Problem details -
Pull out the lines of the listing word for word, from its first line through the line that contains "window-3d-geral-armaduras[interactable]: R ◫", and include both of those lines.

-- BEGIN Material provided --

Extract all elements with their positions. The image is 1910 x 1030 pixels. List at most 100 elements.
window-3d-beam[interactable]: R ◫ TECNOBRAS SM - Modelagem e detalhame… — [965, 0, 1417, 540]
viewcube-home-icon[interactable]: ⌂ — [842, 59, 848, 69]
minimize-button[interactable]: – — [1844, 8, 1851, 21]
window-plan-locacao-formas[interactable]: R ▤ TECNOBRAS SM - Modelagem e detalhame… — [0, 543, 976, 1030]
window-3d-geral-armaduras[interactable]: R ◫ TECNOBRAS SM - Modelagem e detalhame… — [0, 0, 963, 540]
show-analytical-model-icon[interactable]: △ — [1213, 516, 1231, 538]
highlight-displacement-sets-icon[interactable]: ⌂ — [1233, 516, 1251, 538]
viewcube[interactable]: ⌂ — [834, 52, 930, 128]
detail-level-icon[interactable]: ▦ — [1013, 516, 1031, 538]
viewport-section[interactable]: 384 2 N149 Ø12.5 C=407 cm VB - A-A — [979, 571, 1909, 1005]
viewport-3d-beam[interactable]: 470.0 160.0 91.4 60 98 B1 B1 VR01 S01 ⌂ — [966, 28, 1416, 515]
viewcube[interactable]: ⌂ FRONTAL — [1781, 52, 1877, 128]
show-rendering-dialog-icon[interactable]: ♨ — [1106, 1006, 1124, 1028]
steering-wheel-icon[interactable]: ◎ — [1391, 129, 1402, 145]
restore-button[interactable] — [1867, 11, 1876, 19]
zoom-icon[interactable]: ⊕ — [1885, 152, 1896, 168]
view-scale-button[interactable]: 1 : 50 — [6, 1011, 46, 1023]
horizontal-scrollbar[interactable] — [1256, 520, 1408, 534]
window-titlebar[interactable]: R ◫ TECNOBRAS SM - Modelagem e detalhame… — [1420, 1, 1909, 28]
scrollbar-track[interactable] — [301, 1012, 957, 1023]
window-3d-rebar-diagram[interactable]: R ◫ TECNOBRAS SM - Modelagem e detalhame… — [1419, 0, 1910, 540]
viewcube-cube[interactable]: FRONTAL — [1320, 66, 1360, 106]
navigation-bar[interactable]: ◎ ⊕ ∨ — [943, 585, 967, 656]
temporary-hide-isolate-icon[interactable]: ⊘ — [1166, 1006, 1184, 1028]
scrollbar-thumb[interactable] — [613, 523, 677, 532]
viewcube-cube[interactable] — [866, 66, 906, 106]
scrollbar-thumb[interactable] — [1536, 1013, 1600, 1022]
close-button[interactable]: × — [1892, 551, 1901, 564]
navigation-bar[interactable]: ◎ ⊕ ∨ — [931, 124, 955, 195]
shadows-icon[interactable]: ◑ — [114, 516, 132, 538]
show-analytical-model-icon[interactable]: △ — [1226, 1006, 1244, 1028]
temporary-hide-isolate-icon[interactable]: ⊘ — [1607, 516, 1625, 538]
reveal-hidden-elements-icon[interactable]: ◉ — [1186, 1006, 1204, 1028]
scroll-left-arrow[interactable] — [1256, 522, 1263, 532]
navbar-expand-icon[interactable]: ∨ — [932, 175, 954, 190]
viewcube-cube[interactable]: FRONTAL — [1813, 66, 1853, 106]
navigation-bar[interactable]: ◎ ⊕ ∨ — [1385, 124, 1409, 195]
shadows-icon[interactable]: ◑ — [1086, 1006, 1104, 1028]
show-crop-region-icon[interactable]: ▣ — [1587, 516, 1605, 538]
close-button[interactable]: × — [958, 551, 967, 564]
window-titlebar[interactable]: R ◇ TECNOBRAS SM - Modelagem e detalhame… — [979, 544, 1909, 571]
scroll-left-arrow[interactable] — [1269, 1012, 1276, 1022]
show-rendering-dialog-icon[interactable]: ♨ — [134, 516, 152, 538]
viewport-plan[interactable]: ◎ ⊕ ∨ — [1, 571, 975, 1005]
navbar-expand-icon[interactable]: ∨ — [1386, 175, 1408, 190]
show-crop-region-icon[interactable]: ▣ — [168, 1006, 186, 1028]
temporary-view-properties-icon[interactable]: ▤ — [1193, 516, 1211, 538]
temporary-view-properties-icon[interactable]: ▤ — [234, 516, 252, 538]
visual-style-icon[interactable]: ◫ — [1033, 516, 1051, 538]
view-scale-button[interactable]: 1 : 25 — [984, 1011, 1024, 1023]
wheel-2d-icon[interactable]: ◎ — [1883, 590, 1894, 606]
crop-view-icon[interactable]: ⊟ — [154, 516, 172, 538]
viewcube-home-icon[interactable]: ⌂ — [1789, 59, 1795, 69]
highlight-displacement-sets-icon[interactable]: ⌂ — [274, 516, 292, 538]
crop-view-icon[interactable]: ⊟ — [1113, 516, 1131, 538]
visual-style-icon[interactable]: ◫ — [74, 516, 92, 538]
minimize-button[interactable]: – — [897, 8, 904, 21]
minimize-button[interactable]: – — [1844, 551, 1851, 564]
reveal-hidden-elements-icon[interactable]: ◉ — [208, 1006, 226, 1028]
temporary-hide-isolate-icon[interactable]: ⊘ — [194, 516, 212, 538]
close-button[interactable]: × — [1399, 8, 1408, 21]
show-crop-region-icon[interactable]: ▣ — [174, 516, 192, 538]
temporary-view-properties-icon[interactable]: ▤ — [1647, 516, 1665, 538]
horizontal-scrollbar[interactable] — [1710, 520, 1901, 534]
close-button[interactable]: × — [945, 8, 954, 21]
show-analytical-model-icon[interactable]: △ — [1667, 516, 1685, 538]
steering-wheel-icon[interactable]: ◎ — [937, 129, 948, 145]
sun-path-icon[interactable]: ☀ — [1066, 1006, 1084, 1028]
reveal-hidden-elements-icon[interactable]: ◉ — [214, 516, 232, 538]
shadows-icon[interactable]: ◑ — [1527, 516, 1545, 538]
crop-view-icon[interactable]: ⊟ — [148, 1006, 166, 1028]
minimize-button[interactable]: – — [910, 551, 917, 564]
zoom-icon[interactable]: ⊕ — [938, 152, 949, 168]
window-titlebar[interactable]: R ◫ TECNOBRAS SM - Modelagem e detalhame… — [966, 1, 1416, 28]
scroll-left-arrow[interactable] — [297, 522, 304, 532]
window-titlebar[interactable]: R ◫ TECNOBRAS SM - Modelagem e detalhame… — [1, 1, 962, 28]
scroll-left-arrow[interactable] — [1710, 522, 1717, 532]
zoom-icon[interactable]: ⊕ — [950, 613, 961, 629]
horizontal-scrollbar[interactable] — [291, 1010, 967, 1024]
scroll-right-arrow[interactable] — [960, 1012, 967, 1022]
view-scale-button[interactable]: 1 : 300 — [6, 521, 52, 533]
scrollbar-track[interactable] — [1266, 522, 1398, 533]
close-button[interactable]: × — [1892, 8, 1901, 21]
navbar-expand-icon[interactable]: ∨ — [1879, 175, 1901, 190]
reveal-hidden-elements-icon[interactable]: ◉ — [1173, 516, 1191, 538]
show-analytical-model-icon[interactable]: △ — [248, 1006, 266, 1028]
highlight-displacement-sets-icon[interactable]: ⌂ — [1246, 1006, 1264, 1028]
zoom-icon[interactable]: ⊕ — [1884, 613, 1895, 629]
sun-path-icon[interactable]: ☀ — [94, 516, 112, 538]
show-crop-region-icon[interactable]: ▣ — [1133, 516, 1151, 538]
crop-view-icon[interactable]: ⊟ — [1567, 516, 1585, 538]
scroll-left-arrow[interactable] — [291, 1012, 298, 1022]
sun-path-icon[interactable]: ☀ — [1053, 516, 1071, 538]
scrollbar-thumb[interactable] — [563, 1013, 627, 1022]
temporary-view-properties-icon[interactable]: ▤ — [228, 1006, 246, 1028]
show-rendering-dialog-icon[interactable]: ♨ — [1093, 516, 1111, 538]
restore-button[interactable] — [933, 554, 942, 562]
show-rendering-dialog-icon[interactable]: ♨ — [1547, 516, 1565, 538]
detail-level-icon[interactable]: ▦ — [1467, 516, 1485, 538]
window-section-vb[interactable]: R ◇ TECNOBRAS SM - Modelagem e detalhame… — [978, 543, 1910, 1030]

-- END Material provided --

The answer -
Extract all elements with their positions. The image is 1910 x 1030 pixels. List at most 100 elements.
window-3d-beam[interactable]: R ◫ TECNOBRAS SM - Modelagem e detalhame… — [965, 0, 1417, 540]
viewcube-home-icon[interactable]: ⌂ — [842, 59, 848, 69]
minimize-button[interactable]: – — [1844, 8, 1851, 21]
window-plan-locacao-formas[interactable]: R ▤ TECNOBRAS SM - Modelagem e detalhame… — [0, 543, 976, 1030]
window-3d-geral-armaduras[interactable]: R ◫ TECNOBRAS SM - Modelagem e detalhame… — [0, 0, 963, 540]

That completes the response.